THE PROBLEM — Read the data and repeat it in full, exactly.

++++++

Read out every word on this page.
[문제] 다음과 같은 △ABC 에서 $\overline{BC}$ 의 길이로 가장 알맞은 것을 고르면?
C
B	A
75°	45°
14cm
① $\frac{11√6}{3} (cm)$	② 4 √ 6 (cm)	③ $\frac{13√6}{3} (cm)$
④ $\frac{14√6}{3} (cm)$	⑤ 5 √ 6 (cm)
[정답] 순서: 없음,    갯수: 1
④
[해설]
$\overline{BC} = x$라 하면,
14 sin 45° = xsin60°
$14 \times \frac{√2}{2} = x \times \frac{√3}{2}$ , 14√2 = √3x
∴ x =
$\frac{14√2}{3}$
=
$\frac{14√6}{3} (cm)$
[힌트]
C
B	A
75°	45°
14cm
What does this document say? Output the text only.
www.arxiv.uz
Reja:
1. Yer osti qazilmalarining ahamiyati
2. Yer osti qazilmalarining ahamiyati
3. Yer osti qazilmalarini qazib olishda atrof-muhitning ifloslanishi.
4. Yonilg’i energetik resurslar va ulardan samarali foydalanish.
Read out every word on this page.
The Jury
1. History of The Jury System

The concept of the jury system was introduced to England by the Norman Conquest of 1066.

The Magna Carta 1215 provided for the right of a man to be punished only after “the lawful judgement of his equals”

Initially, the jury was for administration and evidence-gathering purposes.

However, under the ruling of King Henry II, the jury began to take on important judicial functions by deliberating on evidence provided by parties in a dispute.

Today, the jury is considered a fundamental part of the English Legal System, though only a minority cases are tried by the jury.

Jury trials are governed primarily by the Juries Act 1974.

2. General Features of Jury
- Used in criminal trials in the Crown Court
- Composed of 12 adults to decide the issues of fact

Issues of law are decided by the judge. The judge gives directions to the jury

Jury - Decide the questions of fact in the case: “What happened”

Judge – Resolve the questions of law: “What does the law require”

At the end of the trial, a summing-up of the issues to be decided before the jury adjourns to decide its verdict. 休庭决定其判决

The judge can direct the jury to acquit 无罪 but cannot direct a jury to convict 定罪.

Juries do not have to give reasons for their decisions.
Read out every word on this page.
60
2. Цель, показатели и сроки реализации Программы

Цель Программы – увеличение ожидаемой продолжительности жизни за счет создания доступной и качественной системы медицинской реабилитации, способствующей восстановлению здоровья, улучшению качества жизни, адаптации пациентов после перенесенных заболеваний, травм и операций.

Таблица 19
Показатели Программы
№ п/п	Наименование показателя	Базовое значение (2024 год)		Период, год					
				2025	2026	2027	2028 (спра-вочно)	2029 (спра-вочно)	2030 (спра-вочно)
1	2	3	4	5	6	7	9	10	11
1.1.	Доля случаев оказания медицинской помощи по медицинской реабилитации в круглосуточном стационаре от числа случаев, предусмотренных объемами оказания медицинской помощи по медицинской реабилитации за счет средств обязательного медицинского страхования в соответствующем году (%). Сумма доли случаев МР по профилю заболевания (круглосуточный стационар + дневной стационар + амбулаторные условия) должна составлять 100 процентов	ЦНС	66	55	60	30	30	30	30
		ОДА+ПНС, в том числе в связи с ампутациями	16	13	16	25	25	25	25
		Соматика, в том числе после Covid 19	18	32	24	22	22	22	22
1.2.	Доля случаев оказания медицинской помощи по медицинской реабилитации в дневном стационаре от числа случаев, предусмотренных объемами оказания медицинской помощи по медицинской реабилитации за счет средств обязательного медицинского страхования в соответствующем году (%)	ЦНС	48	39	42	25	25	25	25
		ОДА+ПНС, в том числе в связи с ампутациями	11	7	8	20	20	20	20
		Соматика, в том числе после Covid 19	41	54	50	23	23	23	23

++++++

COMPLETED TASK —
Read out every word on this page.
[문제] 다음과 같은 △ABC 에서 $\overline{BC}$ 의 길이로 가장 알맞은 것을 고르면?
C
B	A
75°	45°
14cm
① $\frac{11√6}{3} (cm)$	② 4 √ 6 (cm)	③ $\frac{13√6}{3} (cm)$
④ $\frac{14√6}{3} (cm)$	⑤ 5 √ 6 (cm)
[정답] 순서: 없음,    갯수: 1
④
[해설]
$\overline{BC} = x$라 하면,
14 sin 45° = xsin60°
$14 \times \frac{√2}{2} = x \times \frac{√3}{2}$ , 14√2 = √3x
∴ x =
$\frac{14√2}{3}$
=
$\frac{14√6}{3} (cm)$
[힌트]
C
B	A
75°	45°
14cm
What does this document say? Output the text only.
www.arxiv.uz
Reja:
1. Yer osti qazilmalarining ahamiyati
2. Yer osti qazilmalarining ahamiyati
3. Yer osti qazilmalarini qazib olishda atrof-muhitning ifloslanishi.
4. Yonilg’i energetik resurslar va ulardan samarali foydalanish.
Read out every word on this page.
The Jury
1. History of The Jury System

The concept of the jury system was introduced to England by the Norman Conquest of 1066.

The Magna Carta 1215 provided for the right of a man to be punished only after “the lawful judgement of his equals”

Initially, the jury was for administration and evidence-gathering purposes.

However, under the ruling of King Henry II, the jury began to take on important judicial functions by deliberating on evidence provided by parties in a dispute.

Today, the jury is considered a fundamental part of the English Legal System, though only a minority cases are tried by the jury.

Jury trials are governed primarily by the Juries Act 1974.

2. General Features of Jury
- Used in criminal trials in the Crown Court
- Composed of 12 adults to decide the issues of fact

Issues of law are decided by the judge. The judge gives directions to the jury

Jury - Decide the questions of fact in the case: “What happened”

Judge – Resolve the questions of law: “What does the law require”

At the end of the trial, a summing-up of the issues to be decided before the jury adjourns to decide its verdict. 休庭决定其判决

The judge can direct the jury to acquit 无罪 but cannot direct a jury to convict 定罪.

Juries do not have to give reasons for their decisions.
Read out every word on this page.
60
2. Цель, показатели и сроки реализации Программы

Цель Программы – увеличение ожидаемой продолжительности жизни за счет создания доступной и качественной системы медицинской реабилитации, способствующей восстановлению здоровья, улучшению качества жизни, адаптации пациентов после перенесенных заболеваний, травм и операций.

Таблица 19
Показатели Программы
№ п/п	Наименование показателя	Базовое значение (2024 год)		Период, год					
				2025	2026	2027	2028 (спра-вочно)	2029 (спра-вочно)	2030 (спра-вочно)
1	2	3	4	5	6	7	9	10	11
1.1.	Доля случаев оказания медицинской помощи по медицинской реабилитации в круглосуточном стационаре от числа случаев, предусмотренных объемами оказания медицинской помощи по медицинской реабилитации за счет средств обязательного медицинского страхования в соответствующем году (%). Сумма доли случаев МР по профилю заболевания (круглосуточный стационар + дневной стационар + амбулаторные условия) должна составлять 100 процентов	ЦНС	66	55	60	30	30	30	30
		ОДА+ПНС, в том числе в связи с ампутациями	16	13	16	25	25	25	25
		Соматика, в том числе после Covid 19	18	32	24	22	22	22	22
1.2.	Доля случаев оказания медицинской помощи по медицинской реабилитации в дневном стационаре от числа случаев, предусмотренных объемами оказания медицинской помощи по медицинской реабилитации за счет средств обязательного медицинского страхования в соответствующем году (%)	ЦНС	48	39	42	25	25	25	25
		ОДА+ПНС, в том числе в связи с ампутациями	11	7	8	20	20	20	20
		Соматика, в том числе после Covid 19	41	54	50	23	23	23	23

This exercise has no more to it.